-- begin --

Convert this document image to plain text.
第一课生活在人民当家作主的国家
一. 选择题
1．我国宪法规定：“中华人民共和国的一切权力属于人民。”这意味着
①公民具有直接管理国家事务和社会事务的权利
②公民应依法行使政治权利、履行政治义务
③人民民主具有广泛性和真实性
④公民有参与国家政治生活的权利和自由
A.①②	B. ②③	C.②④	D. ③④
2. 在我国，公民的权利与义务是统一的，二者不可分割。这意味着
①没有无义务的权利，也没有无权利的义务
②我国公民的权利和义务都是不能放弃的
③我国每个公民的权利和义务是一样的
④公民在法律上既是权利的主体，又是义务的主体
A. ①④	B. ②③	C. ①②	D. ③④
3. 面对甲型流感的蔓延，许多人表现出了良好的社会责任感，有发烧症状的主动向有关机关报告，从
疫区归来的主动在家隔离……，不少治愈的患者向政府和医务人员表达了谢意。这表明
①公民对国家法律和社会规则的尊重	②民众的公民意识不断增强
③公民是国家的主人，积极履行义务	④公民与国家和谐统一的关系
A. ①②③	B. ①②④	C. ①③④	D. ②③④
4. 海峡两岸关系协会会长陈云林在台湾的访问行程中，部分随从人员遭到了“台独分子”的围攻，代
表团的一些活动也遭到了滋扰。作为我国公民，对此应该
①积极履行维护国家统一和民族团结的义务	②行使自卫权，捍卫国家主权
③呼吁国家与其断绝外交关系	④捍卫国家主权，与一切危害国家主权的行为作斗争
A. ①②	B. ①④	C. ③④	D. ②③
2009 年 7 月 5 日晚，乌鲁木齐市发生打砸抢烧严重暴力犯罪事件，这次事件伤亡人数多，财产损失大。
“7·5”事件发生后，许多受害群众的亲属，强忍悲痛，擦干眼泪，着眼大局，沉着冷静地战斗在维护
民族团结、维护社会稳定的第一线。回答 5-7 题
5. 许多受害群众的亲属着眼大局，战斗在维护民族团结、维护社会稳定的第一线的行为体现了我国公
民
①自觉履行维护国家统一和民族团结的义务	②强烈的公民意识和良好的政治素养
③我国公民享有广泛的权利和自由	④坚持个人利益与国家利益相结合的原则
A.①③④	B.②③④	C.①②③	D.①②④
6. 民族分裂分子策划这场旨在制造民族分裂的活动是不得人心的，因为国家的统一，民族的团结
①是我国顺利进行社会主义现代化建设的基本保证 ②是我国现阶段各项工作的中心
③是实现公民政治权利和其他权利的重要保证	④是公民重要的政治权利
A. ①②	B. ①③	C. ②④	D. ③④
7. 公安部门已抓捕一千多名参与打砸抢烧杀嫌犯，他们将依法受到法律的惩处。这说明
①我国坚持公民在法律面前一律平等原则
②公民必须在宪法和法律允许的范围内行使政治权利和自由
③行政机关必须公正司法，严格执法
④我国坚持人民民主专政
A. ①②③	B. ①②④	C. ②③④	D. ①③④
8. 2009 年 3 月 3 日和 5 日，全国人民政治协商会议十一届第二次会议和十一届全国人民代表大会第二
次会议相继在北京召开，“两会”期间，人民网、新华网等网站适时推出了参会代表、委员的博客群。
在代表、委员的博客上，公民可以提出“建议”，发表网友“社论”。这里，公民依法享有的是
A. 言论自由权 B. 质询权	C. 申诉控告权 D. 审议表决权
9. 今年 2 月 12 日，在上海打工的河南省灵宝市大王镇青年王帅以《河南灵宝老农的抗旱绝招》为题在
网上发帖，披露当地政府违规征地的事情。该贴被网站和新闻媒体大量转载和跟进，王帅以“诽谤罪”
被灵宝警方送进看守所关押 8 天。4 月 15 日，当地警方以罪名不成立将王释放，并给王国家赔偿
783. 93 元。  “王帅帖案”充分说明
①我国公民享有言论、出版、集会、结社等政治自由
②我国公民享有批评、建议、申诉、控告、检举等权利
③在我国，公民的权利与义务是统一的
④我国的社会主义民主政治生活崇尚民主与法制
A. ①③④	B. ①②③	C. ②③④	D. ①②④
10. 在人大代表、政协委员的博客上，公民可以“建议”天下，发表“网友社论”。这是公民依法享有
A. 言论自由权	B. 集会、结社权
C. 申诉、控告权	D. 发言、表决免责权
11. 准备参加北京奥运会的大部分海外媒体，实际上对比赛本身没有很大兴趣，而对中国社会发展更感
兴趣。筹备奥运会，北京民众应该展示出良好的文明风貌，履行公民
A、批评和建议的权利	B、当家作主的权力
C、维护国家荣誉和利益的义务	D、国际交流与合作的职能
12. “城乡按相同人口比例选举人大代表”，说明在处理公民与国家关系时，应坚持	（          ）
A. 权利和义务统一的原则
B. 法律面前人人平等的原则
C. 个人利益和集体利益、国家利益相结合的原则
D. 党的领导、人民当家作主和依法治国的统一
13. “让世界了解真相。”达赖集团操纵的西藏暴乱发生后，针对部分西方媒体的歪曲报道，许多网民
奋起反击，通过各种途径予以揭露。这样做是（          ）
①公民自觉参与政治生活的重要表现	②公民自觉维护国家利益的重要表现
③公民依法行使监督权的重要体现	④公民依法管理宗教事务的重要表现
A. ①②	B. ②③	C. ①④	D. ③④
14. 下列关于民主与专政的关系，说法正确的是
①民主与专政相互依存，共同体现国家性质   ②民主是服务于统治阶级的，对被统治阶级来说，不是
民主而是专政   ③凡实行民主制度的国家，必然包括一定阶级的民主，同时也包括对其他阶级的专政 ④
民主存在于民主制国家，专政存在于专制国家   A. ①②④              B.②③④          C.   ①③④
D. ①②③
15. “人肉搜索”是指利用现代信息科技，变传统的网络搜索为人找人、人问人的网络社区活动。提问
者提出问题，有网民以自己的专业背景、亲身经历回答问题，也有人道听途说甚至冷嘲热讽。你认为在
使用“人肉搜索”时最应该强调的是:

-- end --

## Your task
Show the lines from the data above that contain the string "公民的权利与义务是统一的".

## Solution
2. 在我国，公民的权利与义务是统一的，二者不可分割。这意味着
③在我国，公民的权利与义务是统一的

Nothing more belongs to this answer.